## DESCRIPTION OF THE TASK
Write out the rows verbatim, beginning at the very first line and stopping after the line that contains "nav-about[interactable]: About: [913, 37, 960, 59]". Include both of those lines.

** Start RECORDS FOR THIS TASK **

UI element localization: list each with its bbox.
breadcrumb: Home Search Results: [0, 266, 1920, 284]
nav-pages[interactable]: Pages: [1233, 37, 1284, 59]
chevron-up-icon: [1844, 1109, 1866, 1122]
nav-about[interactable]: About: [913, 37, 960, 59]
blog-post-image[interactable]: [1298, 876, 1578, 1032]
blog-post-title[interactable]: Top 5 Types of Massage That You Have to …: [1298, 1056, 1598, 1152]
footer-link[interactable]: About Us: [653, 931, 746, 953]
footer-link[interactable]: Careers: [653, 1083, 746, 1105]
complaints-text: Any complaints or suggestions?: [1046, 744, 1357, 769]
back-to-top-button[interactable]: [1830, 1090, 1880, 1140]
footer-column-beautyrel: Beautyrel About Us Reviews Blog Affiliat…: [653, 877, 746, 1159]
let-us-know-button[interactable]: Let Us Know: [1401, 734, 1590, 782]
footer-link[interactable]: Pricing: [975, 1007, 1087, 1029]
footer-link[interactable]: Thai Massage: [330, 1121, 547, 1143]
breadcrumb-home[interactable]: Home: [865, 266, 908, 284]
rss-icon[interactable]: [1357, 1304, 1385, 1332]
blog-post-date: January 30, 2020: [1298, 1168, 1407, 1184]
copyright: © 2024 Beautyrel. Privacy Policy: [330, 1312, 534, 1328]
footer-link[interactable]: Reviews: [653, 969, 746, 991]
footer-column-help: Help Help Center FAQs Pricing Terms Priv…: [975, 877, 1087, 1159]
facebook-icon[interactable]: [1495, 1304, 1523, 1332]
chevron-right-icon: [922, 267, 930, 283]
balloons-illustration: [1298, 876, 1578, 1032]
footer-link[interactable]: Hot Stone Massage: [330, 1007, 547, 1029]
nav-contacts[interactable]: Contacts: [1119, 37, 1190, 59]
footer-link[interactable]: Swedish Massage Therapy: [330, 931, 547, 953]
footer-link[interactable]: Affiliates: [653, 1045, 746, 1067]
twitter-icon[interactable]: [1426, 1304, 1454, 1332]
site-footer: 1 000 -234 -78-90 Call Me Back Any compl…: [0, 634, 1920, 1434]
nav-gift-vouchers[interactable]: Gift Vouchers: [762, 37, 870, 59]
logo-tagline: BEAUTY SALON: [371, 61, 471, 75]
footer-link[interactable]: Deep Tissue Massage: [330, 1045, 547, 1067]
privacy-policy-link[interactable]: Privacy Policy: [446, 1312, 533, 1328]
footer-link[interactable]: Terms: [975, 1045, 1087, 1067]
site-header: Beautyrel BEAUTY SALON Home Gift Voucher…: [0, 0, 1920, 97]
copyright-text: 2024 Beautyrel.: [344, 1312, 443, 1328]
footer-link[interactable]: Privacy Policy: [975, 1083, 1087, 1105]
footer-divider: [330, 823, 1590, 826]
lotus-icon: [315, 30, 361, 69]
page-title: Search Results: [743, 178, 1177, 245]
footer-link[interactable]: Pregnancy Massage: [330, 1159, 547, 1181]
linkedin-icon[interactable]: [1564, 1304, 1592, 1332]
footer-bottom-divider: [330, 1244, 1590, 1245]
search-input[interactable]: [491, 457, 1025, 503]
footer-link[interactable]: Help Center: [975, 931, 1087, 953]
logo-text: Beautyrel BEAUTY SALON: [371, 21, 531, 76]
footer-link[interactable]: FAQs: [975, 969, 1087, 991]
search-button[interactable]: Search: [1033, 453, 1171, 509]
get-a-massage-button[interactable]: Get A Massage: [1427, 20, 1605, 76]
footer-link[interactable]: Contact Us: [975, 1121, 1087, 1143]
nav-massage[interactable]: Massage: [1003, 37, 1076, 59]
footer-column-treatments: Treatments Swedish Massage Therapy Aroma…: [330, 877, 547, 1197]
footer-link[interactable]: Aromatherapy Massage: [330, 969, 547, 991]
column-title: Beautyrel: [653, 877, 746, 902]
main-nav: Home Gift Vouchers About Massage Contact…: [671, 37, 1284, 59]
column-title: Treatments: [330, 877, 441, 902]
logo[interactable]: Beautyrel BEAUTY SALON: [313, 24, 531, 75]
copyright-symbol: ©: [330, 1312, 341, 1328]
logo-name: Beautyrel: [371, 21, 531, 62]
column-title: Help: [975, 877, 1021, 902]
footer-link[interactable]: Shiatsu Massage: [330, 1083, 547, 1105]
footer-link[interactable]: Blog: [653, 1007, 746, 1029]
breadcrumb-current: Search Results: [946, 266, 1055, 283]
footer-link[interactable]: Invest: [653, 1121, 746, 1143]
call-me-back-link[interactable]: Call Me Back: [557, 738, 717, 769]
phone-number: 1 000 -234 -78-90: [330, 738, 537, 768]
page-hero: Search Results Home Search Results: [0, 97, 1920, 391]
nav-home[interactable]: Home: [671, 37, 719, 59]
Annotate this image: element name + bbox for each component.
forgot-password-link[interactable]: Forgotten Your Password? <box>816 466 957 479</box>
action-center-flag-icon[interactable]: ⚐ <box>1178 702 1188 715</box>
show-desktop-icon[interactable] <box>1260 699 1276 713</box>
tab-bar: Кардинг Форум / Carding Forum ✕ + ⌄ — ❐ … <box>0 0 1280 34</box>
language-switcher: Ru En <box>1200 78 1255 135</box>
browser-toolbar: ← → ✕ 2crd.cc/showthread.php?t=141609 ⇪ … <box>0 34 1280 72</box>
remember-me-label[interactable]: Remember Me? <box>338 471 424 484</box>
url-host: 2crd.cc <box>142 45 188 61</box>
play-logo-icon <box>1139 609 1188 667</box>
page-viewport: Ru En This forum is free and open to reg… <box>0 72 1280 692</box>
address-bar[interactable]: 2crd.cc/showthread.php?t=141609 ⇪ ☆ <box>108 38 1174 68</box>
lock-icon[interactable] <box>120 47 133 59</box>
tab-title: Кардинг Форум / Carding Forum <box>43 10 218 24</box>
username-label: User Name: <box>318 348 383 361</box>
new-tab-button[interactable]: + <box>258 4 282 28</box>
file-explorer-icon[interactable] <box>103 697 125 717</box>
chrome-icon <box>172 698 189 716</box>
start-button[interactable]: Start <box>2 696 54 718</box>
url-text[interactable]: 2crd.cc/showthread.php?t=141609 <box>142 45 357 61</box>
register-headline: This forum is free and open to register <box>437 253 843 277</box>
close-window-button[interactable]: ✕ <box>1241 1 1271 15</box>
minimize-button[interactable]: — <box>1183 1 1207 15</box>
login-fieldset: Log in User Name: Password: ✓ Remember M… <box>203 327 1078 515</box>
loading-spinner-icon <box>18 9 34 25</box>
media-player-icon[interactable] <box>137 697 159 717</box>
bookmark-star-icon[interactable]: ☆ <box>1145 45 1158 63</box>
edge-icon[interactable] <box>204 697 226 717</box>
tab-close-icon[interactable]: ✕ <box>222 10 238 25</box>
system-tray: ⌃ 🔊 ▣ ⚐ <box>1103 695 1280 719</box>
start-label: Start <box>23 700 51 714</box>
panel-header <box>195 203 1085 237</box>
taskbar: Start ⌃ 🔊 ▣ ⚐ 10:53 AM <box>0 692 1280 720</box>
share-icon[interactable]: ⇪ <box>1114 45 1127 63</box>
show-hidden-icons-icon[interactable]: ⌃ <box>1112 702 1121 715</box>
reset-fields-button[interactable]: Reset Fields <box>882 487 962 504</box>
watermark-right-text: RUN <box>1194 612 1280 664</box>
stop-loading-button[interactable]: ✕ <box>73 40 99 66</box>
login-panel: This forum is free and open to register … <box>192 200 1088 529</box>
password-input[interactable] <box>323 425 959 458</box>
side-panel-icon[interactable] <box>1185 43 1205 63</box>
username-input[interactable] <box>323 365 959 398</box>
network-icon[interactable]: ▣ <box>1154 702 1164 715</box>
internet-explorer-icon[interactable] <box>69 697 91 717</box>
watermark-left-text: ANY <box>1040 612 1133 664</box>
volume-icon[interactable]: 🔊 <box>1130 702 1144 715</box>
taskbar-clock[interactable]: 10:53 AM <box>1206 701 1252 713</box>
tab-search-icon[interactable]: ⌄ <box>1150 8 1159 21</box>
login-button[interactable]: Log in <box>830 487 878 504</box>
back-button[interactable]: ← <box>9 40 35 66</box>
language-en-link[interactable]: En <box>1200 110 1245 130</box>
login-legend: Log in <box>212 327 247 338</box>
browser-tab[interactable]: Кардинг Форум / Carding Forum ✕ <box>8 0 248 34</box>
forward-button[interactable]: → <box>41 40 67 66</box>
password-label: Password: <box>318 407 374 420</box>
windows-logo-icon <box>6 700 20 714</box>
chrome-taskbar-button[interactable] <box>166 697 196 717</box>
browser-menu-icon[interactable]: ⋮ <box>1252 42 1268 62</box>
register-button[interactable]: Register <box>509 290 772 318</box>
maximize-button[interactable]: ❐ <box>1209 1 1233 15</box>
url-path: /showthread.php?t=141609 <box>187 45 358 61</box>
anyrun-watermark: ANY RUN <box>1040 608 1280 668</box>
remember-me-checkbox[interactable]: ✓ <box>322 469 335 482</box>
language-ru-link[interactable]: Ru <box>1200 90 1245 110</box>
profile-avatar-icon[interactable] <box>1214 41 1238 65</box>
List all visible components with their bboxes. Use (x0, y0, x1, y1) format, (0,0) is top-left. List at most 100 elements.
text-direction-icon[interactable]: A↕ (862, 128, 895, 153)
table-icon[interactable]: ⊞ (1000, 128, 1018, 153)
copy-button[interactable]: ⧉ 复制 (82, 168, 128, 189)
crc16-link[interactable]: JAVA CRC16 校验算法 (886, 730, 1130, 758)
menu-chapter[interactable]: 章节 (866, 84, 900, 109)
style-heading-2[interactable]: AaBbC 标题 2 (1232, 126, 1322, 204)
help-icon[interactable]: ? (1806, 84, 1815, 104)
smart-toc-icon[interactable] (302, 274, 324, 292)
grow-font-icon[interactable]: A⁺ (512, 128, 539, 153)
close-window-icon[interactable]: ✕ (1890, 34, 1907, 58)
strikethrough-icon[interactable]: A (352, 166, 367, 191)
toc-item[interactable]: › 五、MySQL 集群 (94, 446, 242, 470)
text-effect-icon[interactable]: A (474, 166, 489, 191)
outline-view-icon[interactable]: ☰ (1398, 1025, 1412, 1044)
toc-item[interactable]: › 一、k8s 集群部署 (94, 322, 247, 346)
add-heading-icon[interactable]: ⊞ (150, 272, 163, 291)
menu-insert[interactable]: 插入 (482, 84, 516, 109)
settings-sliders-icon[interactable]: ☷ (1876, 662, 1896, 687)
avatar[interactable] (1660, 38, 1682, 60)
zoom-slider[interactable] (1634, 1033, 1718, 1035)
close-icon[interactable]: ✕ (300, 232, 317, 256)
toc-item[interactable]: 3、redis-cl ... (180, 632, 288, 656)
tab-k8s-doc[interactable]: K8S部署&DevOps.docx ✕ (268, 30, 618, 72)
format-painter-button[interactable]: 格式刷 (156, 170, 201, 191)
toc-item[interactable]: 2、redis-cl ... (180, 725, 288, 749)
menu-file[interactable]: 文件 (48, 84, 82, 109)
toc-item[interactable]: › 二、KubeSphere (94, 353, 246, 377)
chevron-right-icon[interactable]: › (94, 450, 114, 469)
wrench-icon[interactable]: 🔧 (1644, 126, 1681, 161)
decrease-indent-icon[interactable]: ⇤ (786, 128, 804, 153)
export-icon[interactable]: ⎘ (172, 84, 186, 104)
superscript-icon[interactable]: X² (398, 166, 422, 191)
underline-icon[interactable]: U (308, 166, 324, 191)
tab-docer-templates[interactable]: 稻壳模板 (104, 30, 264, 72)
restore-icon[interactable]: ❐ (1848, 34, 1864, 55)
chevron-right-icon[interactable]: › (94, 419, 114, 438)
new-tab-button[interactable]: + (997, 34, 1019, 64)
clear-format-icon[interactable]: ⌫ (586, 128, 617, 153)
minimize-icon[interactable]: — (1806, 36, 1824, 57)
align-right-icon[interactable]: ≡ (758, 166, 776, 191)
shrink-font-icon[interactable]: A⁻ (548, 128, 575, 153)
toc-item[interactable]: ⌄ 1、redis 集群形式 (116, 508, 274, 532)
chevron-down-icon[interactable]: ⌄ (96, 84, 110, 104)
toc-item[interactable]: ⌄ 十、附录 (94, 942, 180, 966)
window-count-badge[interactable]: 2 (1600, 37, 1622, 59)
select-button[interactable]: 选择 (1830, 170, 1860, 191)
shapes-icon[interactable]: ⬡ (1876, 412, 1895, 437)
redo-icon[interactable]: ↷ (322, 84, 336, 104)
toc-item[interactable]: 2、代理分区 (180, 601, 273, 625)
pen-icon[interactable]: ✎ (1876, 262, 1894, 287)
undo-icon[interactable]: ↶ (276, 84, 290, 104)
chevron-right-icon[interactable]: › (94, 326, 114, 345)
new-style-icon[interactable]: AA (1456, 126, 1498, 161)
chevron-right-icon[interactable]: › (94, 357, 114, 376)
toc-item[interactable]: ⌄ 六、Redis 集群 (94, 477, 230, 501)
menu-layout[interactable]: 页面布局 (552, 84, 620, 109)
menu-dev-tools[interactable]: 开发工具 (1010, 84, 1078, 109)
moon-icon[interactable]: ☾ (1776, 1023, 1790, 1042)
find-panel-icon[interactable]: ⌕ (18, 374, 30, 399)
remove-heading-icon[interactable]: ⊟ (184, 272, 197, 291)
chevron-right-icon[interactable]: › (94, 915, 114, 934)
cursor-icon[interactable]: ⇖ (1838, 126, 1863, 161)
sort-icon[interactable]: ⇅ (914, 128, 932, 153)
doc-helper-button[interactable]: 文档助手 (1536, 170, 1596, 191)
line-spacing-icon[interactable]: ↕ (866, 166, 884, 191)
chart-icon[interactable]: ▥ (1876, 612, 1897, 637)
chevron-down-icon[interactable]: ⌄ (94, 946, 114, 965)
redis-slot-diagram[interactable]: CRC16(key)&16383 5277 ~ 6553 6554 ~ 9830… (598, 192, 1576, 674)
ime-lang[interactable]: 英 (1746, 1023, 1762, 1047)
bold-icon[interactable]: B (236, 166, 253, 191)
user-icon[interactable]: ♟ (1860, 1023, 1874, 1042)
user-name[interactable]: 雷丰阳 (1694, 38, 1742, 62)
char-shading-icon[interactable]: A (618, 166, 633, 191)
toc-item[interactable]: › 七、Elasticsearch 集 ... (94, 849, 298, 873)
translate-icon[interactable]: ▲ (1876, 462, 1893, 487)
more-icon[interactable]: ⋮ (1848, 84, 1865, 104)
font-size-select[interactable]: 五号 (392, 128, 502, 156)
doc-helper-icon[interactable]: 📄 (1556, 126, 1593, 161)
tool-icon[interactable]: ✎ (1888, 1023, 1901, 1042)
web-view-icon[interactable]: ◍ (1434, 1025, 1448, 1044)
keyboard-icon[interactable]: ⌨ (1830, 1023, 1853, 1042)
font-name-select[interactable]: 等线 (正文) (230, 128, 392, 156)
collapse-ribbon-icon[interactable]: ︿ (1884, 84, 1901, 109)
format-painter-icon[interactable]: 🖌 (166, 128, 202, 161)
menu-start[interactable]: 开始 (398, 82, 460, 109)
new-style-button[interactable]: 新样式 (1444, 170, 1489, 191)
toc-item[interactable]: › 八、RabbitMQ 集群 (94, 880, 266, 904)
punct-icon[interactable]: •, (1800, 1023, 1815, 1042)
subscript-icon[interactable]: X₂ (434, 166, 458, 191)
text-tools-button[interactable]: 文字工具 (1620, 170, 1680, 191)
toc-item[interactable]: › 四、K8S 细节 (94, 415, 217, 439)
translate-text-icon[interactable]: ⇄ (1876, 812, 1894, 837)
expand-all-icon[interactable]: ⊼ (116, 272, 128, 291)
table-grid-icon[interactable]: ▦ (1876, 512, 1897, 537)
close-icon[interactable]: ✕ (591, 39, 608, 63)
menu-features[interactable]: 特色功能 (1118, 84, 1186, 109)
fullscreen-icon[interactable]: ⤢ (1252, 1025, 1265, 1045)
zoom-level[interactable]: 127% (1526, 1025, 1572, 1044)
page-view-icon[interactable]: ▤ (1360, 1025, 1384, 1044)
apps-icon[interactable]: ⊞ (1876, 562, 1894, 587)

** End RECORDS FOR THIS TASK **

## TASK ANSWER
UI element localization: list each with its bbox.
breadcrumb: Home Search Results: [0, 266, 1920, 284]
nav-pages[interactable]: Pages: [1233, 37, 1284, 59]
chevron-up-icon: [1844, 1109, 1866, 1122]
nav-about[interactable]: About: [913, 37, 960, 59]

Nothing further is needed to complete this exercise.